Document content entries
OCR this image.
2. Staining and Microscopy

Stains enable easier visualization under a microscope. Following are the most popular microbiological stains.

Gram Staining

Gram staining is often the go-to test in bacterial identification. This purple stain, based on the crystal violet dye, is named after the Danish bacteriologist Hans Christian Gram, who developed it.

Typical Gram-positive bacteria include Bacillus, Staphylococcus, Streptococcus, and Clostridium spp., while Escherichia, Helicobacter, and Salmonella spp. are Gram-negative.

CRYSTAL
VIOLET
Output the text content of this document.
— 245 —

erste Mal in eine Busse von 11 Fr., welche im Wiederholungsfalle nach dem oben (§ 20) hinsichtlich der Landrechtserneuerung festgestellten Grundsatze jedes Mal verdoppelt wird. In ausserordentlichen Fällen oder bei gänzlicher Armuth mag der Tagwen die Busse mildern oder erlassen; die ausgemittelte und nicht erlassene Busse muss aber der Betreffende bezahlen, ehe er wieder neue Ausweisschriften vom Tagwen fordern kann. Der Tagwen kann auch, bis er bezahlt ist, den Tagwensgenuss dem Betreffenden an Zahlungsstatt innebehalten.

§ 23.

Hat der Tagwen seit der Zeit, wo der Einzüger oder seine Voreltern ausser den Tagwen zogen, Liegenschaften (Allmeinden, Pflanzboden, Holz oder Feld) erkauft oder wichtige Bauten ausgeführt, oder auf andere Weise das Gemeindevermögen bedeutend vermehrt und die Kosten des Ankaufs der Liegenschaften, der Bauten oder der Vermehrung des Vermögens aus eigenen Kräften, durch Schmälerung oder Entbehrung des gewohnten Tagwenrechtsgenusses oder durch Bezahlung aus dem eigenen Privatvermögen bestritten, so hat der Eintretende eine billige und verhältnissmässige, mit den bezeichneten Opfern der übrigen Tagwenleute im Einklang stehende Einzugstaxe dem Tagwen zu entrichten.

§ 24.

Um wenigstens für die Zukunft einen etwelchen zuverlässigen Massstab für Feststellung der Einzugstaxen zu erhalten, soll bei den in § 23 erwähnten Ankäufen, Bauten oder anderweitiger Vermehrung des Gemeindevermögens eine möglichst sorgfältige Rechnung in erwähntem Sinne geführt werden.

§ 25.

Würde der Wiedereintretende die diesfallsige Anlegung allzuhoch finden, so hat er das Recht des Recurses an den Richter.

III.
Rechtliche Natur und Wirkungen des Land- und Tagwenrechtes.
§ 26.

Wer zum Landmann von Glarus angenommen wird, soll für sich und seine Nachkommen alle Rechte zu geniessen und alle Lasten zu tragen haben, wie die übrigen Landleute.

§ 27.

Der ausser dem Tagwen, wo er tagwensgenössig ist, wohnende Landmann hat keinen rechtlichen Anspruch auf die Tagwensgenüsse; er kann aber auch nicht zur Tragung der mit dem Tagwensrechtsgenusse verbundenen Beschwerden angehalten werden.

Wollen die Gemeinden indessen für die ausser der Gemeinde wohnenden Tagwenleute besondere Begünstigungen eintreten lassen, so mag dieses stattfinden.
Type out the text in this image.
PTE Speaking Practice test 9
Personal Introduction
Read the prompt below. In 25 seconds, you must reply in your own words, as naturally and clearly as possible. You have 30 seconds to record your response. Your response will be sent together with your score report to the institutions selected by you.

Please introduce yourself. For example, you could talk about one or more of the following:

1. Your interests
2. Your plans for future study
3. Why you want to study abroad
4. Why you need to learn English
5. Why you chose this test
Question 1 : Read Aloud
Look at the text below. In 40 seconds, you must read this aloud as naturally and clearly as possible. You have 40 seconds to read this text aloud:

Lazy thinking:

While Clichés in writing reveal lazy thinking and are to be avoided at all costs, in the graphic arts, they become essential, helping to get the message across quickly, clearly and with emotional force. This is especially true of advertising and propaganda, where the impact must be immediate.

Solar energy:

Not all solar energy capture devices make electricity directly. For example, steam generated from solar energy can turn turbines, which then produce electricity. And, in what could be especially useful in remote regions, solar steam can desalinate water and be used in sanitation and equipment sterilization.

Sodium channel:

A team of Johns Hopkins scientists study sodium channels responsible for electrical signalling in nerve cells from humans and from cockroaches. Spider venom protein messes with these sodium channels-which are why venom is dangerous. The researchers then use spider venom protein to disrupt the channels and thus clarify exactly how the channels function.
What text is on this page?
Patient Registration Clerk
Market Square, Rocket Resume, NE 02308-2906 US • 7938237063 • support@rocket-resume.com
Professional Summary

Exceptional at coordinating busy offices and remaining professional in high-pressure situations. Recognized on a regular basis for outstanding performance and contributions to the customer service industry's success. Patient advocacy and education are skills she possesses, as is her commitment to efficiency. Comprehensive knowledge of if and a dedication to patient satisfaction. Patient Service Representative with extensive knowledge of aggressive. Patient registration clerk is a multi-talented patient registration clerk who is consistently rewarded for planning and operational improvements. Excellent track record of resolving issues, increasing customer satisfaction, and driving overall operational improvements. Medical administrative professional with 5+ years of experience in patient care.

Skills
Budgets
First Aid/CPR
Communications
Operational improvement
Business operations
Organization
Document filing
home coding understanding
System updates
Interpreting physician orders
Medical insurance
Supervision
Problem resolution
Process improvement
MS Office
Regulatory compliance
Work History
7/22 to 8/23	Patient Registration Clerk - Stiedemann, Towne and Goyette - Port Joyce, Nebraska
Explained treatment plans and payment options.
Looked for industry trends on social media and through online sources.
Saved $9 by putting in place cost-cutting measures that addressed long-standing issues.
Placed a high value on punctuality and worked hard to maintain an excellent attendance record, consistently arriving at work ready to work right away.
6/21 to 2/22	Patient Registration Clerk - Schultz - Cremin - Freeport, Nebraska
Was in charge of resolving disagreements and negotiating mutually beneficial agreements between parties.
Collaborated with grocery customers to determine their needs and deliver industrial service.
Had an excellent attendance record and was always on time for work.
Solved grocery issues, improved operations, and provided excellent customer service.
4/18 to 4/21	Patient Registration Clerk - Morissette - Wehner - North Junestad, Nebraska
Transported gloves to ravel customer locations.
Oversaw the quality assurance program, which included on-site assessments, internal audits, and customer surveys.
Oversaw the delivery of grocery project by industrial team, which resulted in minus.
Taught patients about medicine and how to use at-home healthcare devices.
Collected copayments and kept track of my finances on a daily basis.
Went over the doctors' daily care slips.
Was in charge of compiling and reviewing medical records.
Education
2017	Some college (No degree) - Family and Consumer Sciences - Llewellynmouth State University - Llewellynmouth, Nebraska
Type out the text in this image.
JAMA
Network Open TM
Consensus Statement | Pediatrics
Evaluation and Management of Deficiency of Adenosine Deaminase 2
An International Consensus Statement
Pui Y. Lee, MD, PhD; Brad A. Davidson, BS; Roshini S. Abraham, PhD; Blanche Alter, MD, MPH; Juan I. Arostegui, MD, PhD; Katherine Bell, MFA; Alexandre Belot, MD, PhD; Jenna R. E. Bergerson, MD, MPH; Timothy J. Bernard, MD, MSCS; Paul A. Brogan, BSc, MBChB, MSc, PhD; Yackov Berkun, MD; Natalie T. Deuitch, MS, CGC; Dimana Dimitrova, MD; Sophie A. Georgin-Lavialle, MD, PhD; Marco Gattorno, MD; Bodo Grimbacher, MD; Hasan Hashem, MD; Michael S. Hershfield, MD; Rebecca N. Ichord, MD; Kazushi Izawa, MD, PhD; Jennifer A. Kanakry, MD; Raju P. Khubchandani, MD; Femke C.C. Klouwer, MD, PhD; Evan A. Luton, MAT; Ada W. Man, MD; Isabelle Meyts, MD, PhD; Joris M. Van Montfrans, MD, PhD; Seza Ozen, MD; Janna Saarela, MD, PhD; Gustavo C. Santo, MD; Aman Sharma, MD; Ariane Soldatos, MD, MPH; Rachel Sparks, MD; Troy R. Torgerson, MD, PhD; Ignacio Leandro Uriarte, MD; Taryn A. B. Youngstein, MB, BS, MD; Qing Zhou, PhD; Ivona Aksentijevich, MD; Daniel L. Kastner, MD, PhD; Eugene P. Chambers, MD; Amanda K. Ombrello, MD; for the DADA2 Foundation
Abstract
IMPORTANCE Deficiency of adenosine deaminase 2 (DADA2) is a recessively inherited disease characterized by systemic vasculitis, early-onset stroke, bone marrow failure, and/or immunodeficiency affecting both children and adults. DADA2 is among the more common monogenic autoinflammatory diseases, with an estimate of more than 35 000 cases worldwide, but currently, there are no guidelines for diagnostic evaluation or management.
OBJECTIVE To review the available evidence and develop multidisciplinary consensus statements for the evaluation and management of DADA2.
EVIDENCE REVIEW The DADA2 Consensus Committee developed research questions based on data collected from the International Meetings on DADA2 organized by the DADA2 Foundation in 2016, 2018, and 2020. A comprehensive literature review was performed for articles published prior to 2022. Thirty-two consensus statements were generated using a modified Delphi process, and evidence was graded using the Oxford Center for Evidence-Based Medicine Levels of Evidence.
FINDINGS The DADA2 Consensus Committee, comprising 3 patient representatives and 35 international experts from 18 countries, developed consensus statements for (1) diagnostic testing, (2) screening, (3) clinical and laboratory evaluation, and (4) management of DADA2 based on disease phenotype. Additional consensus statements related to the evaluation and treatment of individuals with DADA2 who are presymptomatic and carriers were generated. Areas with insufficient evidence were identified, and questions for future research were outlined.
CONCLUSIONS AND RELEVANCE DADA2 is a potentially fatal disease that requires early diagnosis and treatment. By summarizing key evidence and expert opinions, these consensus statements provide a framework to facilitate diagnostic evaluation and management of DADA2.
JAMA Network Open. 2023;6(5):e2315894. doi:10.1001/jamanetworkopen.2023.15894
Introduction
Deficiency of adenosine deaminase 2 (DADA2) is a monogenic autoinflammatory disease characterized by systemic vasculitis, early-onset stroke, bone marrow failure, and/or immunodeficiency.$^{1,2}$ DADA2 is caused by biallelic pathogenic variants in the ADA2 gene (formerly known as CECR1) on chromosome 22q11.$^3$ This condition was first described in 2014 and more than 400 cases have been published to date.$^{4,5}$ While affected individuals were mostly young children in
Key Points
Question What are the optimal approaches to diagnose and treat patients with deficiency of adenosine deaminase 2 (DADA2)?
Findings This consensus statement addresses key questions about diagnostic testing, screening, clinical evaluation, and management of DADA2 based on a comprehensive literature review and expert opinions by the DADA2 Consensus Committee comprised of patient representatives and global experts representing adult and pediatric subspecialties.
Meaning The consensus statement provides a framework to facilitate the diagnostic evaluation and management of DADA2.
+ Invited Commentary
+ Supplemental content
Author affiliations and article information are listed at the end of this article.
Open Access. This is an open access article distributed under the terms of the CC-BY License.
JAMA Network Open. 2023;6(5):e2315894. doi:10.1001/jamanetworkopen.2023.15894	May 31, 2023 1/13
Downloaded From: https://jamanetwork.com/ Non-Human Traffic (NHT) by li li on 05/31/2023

— How to complete this task —
If a line in the records above has the word "plans", copy it out.

— Answer —
2. Your plans for future study
Explained treatment plans and payment options.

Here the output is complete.